» Task prompt:
Reproduce the records exactly.

» Data extracted from a collection:
------------------------

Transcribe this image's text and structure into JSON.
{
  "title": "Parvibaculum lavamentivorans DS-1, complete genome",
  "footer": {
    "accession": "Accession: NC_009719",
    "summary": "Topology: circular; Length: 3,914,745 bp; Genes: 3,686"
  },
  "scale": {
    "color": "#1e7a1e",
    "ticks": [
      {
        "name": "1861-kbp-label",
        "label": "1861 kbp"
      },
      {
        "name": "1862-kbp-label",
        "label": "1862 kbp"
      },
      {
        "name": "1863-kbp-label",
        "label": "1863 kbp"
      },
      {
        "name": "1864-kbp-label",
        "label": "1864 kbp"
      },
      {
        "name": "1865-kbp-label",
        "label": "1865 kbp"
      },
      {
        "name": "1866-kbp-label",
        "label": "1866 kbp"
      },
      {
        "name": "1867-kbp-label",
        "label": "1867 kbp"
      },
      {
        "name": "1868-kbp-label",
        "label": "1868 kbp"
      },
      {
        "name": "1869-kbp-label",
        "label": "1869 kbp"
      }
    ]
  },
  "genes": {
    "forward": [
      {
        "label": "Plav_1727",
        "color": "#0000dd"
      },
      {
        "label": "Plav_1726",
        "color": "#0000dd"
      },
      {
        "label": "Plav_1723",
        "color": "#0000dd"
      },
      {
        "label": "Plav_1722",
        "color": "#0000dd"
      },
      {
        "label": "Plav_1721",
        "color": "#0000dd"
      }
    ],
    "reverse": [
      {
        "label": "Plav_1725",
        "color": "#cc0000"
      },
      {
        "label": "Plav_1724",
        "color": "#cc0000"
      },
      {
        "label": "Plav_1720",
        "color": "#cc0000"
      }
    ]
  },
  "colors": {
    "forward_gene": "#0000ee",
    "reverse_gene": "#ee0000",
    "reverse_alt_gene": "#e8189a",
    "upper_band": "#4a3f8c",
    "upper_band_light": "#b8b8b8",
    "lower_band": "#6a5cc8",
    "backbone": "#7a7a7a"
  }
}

------------------------

» Solution to the exercise:
Transcribe this image's text and structure into JSON.
{
  "title": "Parvibaculum lavamentivorans DS-1, complete genome",
  "footer": {
    "accession": "Accession: NC_009719",
    "summary": "Topology: circular; Length: 3,914,745 bp; Genes: 3,686"
  },
  "scale": {
    "color": "#1e7a1e",
    "ticks": [
      {
        "name": "1861-kbp-label",
        "label": "1861 kbp"
      },
      {
        "name": "1862-kbp-label",
        "label": "1862 kbp"
      },
      {
        "name": "1863-kbp-label",
        "label": "1863 kbp"
      },
      {
        "name": "1864-kbp-label",
        "label": "1864 kbp"
      },
      {
        "name": "1865-kbp-label",
        "label": "1865 kbp"
      },
      {
        "name": "1866-kbp-label",
        "label": "1866 kbp"
      },
      {
        "name": "1867-kbp-label",
        "label": "1867 kbp"
      },
      {
        "name": "1868-kbp-label",
        "label": "1868 kbp"
      },
      {
        "name": "1869-kbp-label",
        "label": "1869 kbp"
      }
    ]
  },
  "genes": {
    "forward": [
      {
        "label": "Plav_1727",
        "color": "#0000dd"
      },
      {
        "label": "Plav_1726",
        "color": "#0000dd"
      },
      {
        "label": "Plav_1723",
        "color": "#0000dd"
      },
      {
        "label": "Plav_1722",
        "color": "#0000dd"
      },
      {
        "label": "Plav_1721",
        "color": "#0000dd"
      }
    ],
    "reverse": [
      {
        "label": "Plav_1725",
        "color": "#cc0000"
      },
      {
        "label": "Plav_1724",
        "color": "#cc0000"
      },
      {
        "label": "Plav_1720",
        "color": "#cc0000"
      }
    ]
  },
  "colors": {
    "forward_gene": "#0000ee",
    "reverse_gene": "#ee0000",
    "reverse_alt_gene": "#e8189a",
    "upper_band": "#4a3f8c",
    "upper_band_light": "#b8b8b8",
    "lower_band": "#6a5cc8",
    "backbone": "#7a7a7a"
  }
}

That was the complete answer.